>> begin RECORDS PROVIDED

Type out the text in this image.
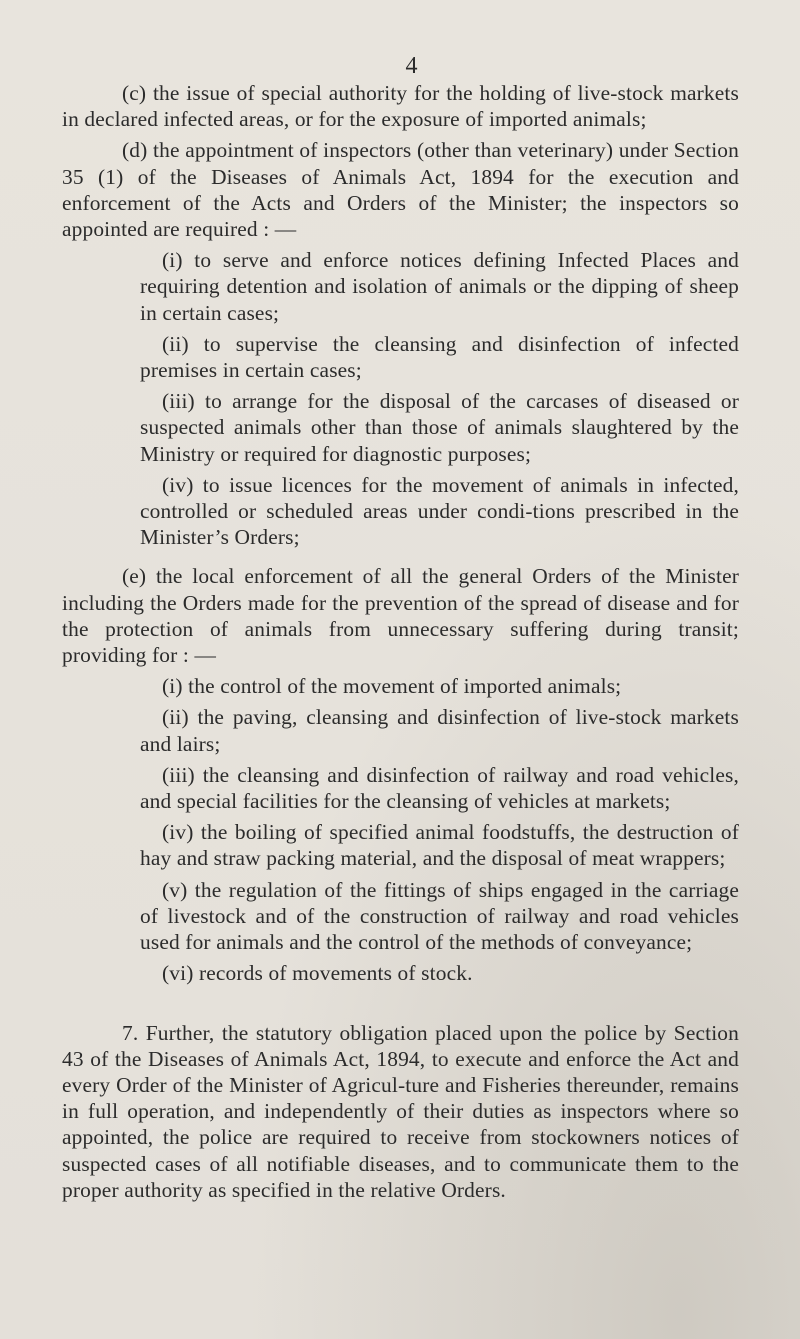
4

(c) the issue of special authority for the holding of live-stock markets in declared infected areas, or for the exposure of imported animals;

(d) the appointment of inspectors (other than veterinary) under Section 35 (1) of the Diseases of Animals Act, 1894 for the execution and enforcement of the Acts and Orders of the Minister; the inspectors so appointed are required : —

(i) to serve and enforce notices defining Infected Places and requiring detention and isolation of animals or the dipping of sheep in certain cases;

(ii) to supervise the cleansing and disinfection of infected premises in certain cases;

(iii) to arrange for the disposal of the carcases of diseased or suspected animals other than those of animals slaughtered by the Ministry or required for diagnostic purposes;

(iv) to issue licences for the movement of animals in infected, controlled or scheduled areas under condi-tions prescribed in the Minister’s Orders;

(e) the local enforcement of all the general Orders of the Minister including the Orders made for the prevention of the spread of disease and for the protection of animals from unnecessary suffering during transit; providing for : —

(i) the control of the movement of imported animals;

(ii) the paving, cleansing and disinfection of live-stock markets and lairs;

(iii) the cleansing and disinfection of railway and road vehicles, and special facilities for the cleansing of vehicles at markets;

(iv) the boiling of specified animal foodstuffs, the destruction of hay and straw packing material, and the disposal of meat wrappers;

(v) the regulation of the fittings of ships engaged in the carriage of livestock and of the construction of railway and road vehicles used for animals and the control of the methods of conveyance;

(vi) records of movements of stock.

7. Further, the statutory obligation placed upon the police by Section 43 of the Diseases of Animals Act, 1894, to execute and enforce the Act and every Order of the Minister of Agricul-ture and Fisheries thereunder, remains in full operation, and independently of their duties as inspectors where so appointed, the police are required to receive from stockowners notices of suspected cases of all notifiable diseases, and to communicate them to the proper authority as specified in the relative Orders.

>> end RECORDS PROVIDED

» **WHAT YOU ARE ASKED TO DO**: Return a copy of every line that includes the word "vehicles".

» **RESPONSE TO THIS TASK**:
(iii) the cleansing and disinfection of railway and road vehicles, and special facilities for the cleansing of vehicles at markets;
(v) the regulation of the fittings of ships engaged in the carriage of livestock and of the construction of railway and road vehicles used for animals and the control of the methods of conveyance;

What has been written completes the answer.